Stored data
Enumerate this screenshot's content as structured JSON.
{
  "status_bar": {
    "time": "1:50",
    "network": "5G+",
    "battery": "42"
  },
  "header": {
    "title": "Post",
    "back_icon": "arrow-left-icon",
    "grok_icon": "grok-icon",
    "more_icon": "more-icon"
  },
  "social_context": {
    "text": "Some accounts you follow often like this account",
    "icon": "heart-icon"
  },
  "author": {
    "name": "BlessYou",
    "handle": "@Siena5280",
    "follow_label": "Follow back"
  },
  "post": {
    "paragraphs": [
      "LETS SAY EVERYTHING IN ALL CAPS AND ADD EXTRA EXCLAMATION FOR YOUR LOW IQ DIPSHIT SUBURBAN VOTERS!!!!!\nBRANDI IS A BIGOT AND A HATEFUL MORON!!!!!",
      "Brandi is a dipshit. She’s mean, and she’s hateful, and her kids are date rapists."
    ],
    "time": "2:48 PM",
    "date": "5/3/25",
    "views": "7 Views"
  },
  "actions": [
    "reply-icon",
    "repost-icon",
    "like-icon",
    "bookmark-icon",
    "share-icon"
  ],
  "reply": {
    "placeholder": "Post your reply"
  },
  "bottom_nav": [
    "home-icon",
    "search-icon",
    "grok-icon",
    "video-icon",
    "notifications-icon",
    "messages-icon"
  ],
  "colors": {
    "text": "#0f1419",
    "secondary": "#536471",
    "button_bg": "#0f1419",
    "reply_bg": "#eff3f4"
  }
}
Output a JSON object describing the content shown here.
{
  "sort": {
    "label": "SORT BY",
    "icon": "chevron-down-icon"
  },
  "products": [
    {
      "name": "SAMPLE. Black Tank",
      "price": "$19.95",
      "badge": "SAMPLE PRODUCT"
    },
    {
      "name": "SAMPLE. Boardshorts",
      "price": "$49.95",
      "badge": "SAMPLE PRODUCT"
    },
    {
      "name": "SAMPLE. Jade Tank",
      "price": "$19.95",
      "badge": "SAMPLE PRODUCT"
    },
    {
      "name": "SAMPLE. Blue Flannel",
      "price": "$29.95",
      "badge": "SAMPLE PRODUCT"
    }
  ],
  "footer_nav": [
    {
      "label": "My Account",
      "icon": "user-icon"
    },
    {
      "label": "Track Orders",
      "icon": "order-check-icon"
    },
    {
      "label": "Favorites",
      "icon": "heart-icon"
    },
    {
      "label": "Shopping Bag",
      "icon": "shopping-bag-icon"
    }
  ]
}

- [The exercise]:
List the lines of the records where "content" occurs.

- [Answer to this task]:
Enumerate this screenshot's content as structured JSON.
Output a JSON object describing the content shown here.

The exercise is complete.